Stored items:
- - - - -
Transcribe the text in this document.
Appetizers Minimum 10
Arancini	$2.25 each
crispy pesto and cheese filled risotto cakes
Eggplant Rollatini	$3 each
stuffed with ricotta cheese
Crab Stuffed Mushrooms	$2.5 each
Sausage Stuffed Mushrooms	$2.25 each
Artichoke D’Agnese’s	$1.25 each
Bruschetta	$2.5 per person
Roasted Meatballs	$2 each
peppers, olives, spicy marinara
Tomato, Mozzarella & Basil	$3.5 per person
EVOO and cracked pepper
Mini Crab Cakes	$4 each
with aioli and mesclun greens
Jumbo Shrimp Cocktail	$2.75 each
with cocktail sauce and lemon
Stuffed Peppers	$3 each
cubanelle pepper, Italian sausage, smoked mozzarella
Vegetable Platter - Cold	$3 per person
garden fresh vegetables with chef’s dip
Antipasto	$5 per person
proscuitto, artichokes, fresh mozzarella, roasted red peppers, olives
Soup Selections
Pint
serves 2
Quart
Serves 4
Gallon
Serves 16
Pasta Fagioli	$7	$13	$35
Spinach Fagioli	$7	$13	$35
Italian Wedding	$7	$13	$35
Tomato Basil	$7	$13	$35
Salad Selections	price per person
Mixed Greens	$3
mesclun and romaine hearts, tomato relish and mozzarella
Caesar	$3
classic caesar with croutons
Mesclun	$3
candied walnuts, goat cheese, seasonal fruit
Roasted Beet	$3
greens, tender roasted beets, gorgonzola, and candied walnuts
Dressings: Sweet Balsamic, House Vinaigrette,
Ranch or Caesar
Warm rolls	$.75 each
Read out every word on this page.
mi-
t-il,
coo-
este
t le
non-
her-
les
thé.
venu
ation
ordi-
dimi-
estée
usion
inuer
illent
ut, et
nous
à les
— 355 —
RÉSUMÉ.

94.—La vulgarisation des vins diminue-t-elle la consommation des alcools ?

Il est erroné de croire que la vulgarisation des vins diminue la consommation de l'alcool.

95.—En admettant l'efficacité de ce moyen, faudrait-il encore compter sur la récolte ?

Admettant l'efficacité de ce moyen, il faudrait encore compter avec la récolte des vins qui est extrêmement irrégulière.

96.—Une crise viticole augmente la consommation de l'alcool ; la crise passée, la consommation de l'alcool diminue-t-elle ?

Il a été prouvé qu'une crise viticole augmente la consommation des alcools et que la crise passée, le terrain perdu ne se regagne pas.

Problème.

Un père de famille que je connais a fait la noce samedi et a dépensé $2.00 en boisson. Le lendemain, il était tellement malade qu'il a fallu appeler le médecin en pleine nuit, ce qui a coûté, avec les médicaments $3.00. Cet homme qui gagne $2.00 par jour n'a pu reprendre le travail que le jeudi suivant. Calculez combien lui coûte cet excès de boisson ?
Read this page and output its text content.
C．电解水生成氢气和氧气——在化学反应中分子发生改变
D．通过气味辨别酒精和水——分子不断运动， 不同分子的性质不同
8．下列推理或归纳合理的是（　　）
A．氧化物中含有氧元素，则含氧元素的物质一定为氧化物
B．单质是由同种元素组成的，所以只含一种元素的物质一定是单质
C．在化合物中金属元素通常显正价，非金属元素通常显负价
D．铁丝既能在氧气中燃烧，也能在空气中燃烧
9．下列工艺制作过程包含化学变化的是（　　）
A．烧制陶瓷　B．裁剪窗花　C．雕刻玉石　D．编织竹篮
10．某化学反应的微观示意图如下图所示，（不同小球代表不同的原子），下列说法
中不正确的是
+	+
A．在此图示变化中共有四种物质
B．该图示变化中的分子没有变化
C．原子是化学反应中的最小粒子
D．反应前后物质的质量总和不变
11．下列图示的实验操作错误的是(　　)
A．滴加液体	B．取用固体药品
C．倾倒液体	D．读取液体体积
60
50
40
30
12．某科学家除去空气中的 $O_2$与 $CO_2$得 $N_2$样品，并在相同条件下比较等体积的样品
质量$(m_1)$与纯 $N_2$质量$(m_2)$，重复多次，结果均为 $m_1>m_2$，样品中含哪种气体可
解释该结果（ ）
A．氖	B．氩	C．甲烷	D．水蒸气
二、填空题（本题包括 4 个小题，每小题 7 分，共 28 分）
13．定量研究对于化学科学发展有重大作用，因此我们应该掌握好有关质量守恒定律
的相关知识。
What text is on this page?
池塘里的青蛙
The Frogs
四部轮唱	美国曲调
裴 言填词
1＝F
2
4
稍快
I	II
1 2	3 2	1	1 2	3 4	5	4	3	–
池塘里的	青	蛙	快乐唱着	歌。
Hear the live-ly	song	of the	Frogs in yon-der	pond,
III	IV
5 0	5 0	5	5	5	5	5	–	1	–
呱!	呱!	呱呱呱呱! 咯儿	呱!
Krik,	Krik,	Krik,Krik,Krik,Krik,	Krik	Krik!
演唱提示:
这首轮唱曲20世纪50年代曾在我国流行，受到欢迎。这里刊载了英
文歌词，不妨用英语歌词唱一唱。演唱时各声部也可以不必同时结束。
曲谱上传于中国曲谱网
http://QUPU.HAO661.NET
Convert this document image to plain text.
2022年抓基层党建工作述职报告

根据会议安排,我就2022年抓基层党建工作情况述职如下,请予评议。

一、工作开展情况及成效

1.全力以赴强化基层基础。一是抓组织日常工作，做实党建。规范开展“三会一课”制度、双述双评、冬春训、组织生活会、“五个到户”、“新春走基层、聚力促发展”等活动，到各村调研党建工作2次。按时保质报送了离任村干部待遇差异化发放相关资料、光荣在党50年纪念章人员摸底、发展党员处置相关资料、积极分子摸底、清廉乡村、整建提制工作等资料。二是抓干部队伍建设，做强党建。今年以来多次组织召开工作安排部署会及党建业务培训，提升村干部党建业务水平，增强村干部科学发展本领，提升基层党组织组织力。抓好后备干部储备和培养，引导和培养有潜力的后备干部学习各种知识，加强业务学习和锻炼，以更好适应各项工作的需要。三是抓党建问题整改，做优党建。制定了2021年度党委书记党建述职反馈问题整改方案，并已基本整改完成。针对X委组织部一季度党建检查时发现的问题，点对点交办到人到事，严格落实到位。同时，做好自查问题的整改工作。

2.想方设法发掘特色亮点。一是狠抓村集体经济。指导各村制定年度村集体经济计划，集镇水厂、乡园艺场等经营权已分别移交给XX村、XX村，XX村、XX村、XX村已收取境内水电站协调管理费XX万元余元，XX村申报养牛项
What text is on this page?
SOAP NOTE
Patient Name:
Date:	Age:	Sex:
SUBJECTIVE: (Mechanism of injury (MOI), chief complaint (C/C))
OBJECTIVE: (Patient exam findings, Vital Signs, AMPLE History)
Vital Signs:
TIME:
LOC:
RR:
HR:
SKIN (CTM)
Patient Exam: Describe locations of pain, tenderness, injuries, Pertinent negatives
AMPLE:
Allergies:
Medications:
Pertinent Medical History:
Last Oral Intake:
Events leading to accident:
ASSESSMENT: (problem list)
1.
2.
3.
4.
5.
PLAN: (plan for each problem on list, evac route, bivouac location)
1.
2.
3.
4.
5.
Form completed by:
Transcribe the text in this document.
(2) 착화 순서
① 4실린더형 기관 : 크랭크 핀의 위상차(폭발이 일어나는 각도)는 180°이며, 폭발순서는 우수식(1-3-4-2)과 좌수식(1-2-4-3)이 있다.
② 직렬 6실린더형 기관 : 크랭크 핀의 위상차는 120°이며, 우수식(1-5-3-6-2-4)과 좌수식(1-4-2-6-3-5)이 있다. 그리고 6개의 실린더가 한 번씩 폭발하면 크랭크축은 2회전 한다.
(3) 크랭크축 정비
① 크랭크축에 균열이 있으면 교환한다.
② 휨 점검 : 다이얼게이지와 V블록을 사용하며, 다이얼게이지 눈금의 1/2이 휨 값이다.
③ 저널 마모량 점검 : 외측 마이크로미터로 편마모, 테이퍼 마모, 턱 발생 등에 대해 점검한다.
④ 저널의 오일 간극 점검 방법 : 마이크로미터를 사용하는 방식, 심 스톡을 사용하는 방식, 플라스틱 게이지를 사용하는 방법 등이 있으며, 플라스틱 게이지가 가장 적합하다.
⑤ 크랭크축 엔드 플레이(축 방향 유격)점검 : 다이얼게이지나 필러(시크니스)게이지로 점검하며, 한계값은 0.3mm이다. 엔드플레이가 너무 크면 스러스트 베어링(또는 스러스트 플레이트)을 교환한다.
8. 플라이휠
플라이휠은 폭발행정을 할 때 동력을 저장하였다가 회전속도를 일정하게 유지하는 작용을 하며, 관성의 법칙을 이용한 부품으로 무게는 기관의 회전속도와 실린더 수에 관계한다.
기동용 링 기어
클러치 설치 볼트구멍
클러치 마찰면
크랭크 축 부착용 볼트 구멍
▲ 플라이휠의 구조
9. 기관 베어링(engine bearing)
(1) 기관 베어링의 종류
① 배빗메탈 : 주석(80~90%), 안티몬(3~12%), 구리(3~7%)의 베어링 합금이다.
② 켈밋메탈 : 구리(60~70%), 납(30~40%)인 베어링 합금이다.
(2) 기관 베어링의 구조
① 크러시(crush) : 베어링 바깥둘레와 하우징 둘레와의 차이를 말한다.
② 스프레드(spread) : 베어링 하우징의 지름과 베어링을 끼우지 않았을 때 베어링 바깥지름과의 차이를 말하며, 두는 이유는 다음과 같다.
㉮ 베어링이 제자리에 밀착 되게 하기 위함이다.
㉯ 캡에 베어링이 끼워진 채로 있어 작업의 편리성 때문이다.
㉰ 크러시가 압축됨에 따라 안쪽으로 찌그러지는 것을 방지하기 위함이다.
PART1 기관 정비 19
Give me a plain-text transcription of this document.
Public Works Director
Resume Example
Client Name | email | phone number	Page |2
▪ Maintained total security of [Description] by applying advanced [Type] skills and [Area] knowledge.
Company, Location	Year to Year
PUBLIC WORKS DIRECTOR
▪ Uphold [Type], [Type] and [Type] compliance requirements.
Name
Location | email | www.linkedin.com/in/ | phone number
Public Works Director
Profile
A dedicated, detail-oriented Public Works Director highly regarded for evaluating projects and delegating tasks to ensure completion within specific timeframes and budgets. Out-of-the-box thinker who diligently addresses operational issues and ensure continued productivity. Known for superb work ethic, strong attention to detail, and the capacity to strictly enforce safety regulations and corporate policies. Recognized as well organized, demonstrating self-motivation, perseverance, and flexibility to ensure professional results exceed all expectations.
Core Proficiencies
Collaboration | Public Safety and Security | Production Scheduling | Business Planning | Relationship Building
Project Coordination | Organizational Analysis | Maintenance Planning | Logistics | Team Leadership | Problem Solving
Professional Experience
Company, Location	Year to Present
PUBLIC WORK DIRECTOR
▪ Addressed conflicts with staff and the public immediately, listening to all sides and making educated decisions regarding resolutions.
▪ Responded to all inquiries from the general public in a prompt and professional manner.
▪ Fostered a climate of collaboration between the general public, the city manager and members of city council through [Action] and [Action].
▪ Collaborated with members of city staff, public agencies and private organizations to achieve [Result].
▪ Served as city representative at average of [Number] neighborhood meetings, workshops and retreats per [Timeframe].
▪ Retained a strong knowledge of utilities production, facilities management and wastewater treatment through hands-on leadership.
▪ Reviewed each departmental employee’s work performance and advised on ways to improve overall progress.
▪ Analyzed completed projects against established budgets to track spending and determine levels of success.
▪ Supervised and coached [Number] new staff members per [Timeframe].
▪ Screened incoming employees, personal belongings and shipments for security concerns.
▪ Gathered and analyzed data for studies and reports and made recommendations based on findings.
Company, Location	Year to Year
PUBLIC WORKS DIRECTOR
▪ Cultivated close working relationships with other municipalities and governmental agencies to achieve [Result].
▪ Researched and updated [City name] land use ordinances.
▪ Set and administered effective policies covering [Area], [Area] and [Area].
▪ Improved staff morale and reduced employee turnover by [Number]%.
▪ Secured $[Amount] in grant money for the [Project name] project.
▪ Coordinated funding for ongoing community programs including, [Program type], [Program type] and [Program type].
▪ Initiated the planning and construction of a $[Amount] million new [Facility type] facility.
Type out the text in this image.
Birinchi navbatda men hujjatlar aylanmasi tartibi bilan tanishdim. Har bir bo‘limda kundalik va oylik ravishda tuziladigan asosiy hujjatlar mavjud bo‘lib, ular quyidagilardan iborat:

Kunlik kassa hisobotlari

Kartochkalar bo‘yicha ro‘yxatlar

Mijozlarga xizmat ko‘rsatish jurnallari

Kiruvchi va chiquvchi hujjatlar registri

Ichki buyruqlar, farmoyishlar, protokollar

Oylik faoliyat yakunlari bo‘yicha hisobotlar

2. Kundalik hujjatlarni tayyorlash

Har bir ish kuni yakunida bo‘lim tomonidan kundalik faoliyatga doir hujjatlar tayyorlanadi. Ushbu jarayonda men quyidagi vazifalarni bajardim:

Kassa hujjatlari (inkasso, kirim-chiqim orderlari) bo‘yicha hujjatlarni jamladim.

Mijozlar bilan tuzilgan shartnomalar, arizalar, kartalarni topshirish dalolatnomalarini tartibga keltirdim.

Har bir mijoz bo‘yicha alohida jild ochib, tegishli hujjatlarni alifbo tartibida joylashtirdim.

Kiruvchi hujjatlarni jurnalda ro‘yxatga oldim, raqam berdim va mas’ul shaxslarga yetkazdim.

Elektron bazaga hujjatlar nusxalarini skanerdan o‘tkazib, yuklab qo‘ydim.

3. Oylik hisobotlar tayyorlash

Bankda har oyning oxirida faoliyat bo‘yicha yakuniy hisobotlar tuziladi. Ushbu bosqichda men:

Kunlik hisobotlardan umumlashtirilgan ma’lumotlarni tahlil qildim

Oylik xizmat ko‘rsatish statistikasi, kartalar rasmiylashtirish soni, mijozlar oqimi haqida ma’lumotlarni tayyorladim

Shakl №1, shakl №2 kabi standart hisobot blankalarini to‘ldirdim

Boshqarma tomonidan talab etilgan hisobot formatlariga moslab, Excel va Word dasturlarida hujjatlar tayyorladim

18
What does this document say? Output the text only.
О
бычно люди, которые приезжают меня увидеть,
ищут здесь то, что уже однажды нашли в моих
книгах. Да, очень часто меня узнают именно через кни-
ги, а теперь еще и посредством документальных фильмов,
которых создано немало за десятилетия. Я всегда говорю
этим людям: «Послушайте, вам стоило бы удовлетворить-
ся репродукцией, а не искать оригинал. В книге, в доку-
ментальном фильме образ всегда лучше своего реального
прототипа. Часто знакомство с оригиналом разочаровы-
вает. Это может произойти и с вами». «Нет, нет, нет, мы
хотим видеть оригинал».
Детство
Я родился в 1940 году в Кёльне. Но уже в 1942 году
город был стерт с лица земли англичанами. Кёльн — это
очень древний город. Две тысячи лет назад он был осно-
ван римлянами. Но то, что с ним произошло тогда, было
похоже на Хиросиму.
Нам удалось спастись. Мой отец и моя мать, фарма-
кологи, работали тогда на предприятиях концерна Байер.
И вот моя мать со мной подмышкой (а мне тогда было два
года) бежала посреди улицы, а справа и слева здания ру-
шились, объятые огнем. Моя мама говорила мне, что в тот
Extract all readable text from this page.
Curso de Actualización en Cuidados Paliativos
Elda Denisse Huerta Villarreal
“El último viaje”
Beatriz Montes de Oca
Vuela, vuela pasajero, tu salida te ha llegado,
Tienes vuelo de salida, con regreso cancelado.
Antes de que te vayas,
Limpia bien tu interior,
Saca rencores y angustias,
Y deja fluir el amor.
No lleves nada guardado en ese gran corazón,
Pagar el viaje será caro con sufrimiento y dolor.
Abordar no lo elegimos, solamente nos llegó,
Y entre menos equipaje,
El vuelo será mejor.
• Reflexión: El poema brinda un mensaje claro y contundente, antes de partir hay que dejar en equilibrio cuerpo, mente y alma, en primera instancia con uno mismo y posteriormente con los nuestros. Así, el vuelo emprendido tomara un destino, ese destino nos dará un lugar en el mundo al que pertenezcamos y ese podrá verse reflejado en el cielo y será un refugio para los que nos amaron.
- - - - -
◆ OBJECTIVE ◆
Show, from the material above, each line that includes the string "xizmat".

◆ REPLY TO THE TASK ◆
Mijozlarga xizmat ko‘rsatish jurnallari
Oylik xizmat ko‘rsatish statistikasi, kartalar rasmiylashtirish soni, mijozlar oqimi haqida ma’lumotlarni tayyorladim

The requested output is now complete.